_TASK INSTRUCTIONS_. Please say how many lines of the listing hold "технической", with no other words in the answer.

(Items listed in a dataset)
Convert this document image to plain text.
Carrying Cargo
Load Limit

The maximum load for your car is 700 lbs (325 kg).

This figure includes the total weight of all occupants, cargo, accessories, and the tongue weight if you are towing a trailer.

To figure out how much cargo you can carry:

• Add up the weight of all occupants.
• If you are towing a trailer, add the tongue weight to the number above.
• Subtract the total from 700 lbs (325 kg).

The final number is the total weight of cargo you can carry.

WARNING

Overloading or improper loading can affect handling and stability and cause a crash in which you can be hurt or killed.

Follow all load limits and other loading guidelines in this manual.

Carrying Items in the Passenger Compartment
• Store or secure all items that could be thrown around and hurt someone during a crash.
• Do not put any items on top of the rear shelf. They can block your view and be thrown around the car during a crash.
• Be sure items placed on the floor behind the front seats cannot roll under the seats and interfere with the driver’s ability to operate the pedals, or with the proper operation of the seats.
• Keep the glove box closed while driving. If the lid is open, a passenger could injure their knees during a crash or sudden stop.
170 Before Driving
...
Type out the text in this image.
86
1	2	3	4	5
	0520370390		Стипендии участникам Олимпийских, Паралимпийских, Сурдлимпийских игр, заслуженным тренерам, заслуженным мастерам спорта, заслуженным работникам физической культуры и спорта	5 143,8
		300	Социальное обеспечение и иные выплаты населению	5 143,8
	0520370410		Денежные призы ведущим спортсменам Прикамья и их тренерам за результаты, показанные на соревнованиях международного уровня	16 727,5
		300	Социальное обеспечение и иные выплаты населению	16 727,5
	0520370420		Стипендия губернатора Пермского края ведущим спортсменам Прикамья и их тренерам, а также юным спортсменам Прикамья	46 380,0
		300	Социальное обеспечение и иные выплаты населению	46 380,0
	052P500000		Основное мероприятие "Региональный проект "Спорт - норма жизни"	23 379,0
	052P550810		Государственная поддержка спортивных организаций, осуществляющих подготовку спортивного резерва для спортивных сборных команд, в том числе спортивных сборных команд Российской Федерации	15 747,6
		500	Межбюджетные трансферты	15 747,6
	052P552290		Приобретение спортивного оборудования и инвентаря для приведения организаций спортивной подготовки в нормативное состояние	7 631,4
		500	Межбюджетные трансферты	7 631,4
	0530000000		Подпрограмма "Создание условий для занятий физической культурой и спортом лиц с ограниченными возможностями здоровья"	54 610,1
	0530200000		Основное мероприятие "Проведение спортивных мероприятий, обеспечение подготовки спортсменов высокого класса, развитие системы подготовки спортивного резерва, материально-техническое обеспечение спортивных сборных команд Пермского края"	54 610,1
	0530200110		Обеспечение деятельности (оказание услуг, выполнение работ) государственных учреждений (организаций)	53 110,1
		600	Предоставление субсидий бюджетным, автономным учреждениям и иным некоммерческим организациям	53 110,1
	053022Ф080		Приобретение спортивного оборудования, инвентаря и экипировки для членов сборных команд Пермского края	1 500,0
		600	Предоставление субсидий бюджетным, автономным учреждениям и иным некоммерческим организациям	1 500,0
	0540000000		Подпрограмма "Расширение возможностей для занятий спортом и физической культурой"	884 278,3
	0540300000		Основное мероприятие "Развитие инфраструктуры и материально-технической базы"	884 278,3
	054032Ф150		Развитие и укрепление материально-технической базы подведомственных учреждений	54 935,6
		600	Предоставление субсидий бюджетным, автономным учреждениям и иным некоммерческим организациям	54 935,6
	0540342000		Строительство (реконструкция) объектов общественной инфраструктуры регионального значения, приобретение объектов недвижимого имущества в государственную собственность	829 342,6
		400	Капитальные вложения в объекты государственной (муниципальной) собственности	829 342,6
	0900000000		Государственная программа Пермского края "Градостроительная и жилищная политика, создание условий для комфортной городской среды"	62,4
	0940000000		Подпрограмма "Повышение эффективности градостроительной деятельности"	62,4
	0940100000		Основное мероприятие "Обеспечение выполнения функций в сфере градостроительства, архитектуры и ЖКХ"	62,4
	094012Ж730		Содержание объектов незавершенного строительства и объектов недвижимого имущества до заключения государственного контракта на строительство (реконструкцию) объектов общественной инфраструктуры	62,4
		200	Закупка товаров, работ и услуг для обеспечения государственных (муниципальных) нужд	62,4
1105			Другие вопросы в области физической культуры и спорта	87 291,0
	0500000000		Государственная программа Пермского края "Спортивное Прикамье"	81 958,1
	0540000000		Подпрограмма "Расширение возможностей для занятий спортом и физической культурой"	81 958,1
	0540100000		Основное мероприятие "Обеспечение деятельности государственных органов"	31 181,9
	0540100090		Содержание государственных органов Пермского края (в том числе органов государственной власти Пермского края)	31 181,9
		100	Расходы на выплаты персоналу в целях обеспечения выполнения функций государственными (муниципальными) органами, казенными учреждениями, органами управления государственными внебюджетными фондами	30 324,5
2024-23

_WRITTEN ANSWER_. 2